TASK DETAILS:
Return all lines below containing the word "screenshot".

====================

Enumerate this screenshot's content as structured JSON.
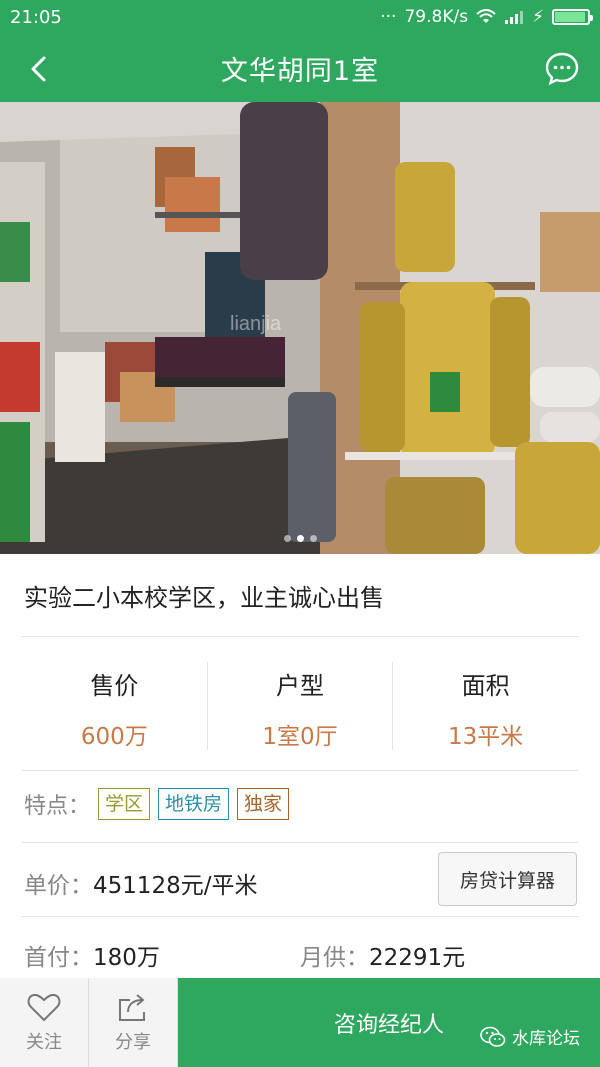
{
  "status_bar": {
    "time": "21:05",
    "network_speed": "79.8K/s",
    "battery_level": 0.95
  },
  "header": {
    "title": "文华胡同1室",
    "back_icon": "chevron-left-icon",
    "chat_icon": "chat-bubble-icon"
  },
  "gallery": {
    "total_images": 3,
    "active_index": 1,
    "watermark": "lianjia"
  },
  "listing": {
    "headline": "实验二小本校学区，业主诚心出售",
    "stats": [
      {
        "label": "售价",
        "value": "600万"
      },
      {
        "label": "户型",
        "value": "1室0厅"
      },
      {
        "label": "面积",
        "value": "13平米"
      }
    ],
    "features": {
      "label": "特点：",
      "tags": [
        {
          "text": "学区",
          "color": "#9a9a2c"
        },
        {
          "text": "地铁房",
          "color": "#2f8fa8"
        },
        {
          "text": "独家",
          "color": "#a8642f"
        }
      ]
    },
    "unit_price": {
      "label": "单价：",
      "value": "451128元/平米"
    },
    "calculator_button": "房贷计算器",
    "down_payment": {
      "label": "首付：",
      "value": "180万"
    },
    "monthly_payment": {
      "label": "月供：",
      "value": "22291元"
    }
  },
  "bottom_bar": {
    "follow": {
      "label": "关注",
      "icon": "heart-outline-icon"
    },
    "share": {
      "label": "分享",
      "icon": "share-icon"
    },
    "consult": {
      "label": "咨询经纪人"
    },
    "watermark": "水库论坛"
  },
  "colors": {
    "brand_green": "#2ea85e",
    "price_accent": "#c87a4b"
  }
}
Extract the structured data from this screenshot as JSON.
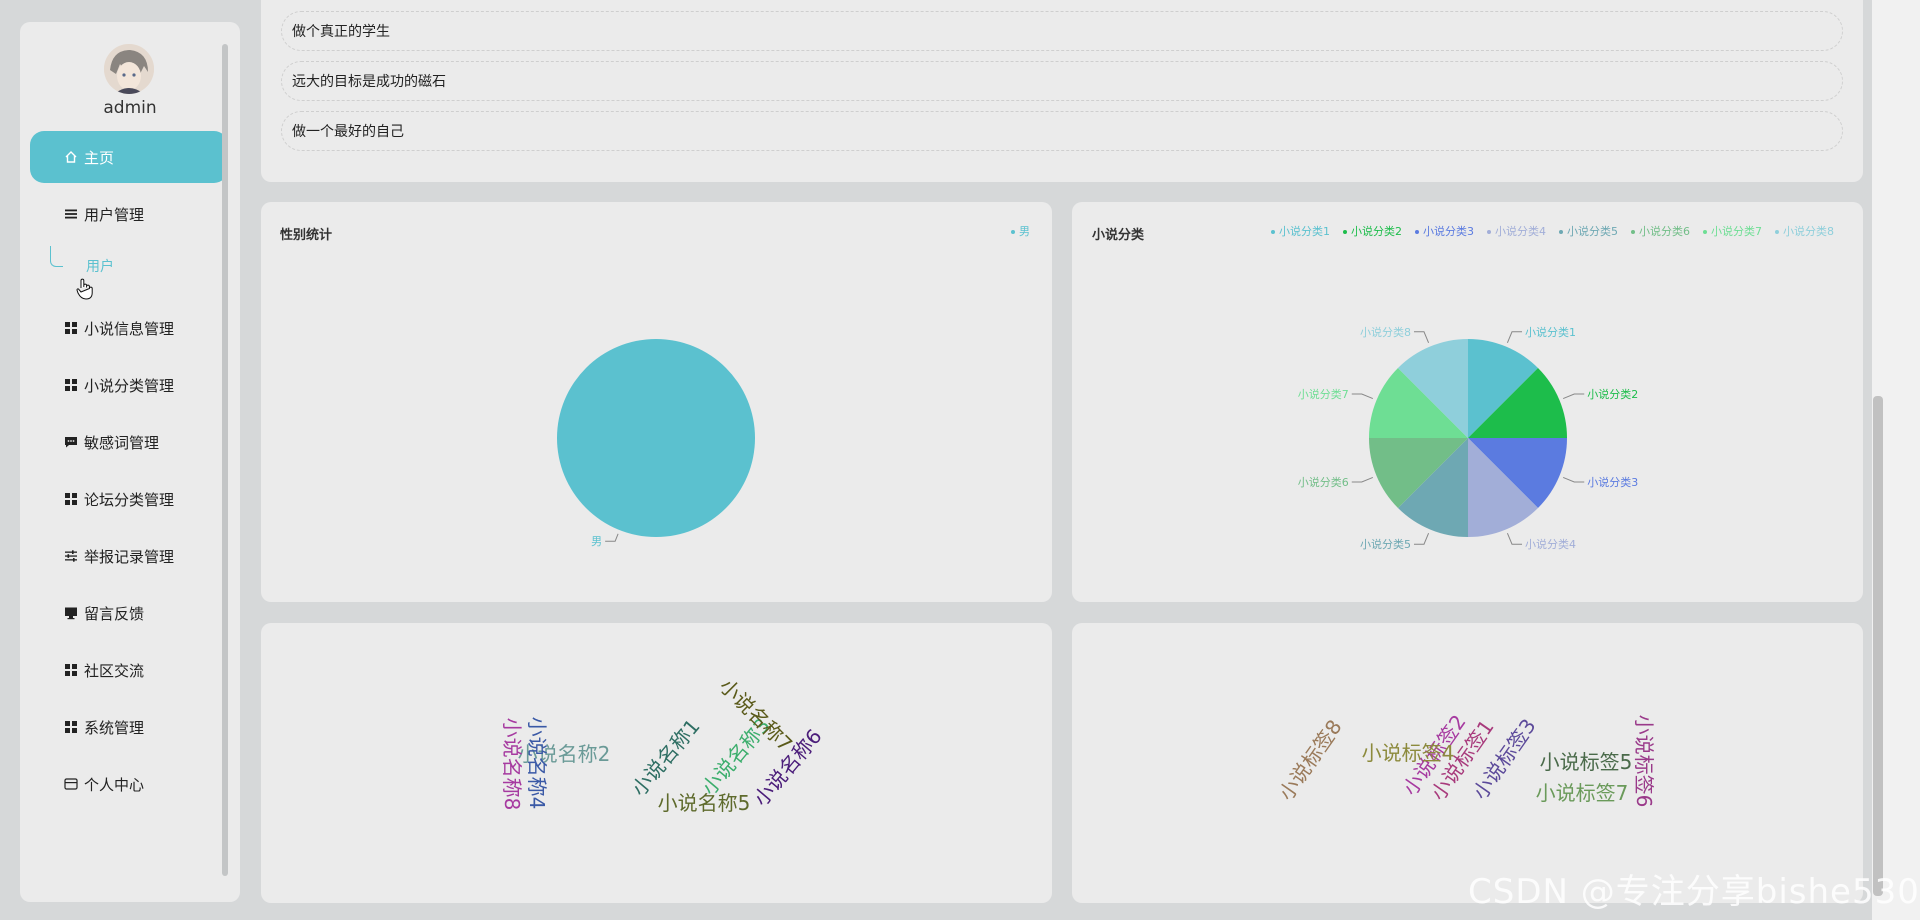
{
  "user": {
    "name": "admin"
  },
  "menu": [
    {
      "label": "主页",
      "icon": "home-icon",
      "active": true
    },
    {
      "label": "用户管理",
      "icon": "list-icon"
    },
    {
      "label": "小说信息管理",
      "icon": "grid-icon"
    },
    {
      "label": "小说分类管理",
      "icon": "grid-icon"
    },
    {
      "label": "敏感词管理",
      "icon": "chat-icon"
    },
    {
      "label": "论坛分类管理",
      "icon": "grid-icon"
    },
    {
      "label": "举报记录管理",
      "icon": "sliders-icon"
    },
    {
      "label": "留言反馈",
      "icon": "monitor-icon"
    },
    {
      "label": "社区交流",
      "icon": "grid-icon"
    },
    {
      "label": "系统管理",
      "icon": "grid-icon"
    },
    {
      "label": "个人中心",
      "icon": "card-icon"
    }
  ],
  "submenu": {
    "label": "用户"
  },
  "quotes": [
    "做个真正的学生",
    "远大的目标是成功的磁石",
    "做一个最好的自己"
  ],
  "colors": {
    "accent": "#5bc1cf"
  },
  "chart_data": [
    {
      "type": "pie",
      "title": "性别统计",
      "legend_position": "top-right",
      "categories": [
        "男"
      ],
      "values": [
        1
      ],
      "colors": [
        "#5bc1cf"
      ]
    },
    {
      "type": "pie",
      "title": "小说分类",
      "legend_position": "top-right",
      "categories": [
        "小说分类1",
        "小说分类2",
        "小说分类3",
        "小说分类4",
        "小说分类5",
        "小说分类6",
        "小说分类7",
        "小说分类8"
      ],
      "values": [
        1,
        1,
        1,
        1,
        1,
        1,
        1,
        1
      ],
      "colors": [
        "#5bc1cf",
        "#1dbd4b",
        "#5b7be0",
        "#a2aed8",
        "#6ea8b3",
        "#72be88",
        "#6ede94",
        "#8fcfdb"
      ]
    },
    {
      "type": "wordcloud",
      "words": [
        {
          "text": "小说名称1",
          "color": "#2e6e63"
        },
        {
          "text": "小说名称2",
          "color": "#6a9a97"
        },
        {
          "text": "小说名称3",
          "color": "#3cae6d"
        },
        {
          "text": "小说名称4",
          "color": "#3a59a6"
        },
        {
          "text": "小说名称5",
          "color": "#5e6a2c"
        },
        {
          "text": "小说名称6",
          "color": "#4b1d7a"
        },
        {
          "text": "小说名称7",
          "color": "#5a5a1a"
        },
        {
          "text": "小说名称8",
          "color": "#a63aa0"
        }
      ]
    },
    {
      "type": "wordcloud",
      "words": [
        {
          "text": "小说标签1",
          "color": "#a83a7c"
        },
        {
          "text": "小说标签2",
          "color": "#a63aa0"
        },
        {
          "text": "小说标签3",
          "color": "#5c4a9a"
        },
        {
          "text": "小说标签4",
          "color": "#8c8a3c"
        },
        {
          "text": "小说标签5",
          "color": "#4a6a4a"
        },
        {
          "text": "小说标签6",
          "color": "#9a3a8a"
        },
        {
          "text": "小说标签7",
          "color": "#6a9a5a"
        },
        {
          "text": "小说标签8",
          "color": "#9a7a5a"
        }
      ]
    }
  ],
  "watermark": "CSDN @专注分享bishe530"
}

====================

THE SOLUTION:
Enumerate this screenshot's content as structured JSON.
Extract the structured data from this screenshot as JSON.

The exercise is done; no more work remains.